▶ [Data supplied]
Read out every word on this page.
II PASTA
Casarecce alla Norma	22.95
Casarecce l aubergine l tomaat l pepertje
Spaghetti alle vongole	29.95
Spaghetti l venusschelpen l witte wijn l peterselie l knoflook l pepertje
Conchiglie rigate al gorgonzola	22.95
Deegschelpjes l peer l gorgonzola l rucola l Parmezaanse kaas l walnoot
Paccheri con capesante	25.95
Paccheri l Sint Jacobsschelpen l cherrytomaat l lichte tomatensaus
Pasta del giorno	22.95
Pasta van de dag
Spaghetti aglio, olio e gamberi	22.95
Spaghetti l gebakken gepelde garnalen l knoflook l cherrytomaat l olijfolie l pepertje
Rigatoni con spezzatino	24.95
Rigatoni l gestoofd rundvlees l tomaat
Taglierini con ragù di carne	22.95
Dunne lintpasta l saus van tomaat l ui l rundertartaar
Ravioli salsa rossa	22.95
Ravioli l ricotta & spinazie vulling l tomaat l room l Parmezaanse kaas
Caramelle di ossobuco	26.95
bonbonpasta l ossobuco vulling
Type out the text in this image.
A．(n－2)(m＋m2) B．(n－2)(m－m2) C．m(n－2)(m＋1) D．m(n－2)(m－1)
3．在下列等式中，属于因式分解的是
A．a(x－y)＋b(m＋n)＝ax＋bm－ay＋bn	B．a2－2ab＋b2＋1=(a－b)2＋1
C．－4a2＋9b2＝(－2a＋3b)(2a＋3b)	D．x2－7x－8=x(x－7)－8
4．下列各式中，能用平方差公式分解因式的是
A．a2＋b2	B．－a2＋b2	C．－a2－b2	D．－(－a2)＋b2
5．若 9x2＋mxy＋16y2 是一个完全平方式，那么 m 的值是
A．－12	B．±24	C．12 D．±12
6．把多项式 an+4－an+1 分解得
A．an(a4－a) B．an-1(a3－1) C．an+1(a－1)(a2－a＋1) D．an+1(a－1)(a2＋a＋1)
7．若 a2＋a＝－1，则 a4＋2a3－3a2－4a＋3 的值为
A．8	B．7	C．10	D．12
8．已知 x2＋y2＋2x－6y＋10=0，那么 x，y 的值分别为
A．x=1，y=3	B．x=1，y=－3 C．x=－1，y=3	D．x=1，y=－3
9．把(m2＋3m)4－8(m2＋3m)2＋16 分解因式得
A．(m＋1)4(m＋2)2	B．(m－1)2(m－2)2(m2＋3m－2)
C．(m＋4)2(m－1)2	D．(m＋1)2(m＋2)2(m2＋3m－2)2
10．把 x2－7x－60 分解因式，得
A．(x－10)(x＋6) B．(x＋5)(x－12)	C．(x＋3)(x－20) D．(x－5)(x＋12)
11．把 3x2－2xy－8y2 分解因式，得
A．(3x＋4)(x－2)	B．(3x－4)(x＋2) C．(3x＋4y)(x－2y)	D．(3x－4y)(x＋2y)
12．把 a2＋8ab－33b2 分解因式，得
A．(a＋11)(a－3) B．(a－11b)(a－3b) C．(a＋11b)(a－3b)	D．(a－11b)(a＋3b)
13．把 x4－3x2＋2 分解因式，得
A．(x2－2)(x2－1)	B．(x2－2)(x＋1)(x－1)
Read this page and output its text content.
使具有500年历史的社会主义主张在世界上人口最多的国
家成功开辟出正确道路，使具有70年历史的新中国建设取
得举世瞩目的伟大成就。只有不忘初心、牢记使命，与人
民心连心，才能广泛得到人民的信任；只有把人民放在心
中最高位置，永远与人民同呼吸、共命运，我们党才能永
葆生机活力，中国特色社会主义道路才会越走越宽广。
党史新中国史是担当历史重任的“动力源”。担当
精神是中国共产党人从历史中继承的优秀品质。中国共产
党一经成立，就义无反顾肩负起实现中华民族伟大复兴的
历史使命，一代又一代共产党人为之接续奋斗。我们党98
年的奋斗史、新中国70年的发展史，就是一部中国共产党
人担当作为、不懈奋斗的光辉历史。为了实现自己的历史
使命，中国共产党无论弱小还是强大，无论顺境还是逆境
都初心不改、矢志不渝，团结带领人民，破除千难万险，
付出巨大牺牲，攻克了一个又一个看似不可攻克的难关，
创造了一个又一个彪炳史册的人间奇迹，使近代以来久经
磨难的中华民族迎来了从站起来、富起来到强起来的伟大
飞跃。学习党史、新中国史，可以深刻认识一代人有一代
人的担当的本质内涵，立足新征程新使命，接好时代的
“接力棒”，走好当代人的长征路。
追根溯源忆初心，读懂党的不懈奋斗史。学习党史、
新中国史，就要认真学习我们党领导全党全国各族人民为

▶ [Set task] Extract every line from the records above that contains the word "gorgonzola".

▶ [Reply]
Conchiglie rigate al gorgonzola	22.95
Deegschelpjes l peer l gorgonzola l rucola l Parmezaanse kaas l walnoot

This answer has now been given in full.